-- START AVAILABLE RECORDS --

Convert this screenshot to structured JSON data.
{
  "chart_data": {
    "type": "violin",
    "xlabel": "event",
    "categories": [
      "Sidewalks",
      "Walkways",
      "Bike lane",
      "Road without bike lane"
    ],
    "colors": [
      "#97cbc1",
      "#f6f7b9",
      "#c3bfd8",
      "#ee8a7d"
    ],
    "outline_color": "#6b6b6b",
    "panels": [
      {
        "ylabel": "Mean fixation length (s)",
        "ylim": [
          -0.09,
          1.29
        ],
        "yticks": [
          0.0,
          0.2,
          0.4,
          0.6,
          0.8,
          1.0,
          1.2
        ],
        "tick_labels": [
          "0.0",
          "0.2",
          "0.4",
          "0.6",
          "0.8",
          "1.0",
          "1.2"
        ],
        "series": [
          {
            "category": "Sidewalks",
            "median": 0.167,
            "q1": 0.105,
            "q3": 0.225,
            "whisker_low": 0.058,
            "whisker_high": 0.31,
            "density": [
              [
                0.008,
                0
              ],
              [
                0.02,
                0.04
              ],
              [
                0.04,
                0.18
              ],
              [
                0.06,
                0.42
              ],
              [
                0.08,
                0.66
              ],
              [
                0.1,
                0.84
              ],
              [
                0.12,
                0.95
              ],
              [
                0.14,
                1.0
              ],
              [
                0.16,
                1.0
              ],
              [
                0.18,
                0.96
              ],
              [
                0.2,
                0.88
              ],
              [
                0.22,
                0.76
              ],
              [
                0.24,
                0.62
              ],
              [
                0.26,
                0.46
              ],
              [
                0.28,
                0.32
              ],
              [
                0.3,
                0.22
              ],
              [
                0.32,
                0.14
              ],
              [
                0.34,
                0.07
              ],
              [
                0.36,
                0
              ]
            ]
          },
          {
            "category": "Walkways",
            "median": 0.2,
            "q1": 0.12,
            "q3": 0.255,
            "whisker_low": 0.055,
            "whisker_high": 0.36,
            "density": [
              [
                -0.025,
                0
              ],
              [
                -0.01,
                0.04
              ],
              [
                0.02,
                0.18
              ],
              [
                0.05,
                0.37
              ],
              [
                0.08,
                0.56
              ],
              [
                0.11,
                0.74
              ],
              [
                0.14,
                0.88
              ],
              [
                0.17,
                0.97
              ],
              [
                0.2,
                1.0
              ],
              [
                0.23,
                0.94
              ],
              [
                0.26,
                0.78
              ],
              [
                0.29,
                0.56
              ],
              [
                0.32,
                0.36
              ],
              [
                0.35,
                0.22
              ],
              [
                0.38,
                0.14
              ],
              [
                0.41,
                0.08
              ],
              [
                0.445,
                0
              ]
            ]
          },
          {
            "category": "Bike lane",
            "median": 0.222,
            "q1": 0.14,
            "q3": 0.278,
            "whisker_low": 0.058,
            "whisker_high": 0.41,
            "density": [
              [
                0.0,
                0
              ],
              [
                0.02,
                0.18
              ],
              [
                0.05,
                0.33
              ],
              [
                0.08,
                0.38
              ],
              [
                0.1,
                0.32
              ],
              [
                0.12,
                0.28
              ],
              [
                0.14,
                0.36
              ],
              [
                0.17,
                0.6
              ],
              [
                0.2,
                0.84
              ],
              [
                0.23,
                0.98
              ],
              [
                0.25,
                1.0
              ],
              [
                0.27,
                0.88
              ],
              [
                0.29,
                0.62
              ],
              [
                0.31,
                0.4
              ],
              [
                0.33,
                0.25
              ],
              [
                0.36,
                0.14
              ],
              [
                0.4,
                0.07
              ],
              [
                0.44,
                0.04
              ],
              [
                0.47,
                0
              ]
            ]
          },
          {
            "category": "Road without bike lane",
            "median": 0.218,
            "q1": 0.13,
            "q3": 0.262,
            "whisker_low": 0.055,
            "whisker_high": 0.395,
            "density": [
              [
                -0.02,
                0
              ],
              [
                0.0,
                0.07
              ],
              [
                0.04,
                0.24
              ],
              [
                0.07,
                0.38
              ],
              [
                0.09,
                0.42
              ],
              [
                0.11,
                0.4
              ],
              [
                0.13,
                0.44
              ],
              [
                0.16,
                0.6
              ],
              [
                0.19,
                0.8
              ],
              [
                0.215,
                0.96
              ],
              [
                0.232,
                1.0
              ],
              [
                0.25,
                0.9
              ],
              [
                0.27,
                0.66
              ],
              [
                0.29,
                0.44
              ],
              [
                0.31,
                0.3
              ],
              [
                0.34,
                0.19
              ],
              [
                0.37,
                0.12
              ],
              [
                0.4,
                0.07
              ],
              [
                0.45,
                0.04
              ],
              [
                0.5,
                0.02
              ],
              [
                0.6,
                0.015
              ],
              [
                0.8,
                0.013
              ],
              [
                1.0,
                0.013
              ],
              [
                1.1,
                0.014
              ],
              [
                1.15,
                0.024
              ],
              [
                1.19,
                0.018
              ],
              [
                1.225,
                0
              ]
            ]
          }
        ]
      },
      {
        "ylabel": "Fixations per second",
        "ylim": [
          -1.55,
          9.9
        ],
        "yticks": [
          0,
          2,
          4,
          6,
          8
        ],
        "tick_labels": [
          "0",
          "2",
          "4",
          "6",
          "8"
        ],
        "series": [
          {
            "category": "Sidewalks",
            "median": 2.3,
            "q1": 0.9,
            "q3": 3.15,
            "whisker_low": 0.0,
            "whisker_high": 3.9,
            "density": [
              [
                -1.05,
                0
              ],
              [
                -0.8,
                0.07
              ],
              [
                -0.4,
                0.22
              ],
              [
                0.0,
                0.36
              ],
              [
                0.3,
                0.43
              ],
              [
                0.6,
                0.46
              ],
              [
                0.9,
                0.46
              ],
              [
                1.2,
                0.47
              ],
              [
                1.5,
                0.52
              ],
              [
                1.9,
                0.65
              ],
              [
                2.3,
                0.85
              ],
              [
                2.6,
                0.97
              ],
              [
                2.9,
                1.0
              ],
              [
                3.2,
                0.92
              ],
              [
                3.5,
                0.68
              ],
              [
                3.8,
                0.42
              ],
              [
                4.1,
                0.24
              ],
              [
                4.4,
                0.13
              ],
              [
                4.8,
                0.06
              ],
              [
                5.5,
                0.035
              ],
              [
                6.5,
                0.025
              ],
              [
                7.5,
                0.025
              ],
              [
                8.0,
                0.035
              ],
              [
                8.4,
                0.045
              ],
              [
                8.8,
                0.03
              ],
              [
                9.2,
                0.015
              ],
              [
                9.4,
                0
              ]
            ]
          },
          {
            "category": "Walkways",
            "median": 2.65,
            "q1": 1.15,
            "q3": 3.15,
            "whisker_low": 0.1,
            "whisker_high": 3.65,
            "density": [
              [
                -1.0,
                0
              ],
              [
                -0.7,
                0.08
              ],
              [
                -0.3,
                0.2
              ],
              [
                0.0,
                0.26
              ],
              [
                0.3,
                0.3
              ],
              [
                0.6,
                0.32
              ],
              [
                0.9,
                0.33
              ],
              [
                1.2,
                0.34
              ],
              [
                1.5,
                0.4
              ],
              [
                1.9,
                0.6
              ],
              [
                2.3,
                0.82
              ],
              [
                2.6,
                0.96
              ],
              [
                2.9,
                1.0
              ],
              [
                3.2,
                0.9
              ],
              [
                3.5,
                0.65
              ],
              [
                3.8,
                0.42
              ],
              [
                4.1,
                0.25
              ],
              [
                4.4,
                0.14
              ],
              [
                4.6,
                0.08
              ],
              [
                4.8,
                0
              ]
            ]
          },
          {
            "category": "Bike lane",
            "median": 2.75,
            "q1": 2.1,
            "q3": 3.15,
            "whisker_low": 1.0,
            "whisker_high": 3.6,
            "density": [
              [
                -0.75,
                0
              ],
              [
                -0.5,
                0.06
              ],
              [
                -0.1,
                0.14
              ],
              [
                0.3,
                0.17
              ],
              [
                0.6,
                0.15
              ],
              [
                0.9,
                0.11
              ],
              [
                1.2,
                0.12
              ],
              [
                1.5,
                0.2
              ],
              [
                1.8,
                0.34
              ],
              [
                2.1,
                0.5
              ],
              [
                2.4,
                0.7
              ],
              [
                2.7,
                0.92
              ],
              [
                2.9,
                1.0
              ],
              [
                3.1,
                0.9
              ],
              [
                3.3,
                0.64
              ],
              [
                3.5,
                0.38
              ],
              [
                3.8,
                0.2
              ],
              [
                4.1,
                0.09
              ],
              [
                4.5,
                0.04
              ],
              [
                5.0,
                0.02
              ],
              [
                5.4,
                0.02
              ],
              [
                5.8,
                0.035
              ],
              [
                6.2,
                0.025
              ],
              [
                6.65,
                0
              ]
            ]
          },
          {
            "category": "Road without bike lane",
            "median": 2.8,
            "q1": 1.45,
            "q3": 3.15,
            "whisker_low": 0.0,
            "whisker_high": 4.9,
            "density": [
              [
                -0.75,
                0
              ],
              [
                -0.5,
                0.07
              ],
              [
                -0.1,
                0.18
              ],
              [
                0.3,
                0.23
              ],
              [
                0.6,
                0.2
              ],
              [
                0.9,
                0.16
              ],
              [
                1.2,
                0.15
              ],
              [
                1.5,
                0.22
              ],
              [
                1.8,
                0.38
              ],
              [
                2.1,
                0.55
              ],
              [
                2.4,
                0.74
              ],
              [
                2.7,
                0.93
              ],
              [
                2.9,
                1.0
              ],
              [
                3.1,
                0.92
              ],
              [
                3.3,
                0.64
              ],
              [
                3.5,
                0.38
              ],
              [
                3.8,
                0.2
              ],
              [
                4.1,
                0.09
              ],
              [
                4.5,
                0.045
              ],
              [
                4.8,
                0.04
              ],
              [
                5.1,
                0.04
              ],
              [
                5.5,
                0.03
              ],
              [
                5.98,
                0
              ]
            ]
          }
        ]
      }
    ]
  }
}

-- END AVAILABLE RECORDS --

REQUIRED WORK: For the material, find the number of lines holding the word "median" and give that figure and nothing more.

EXPECTED ANSWER: 8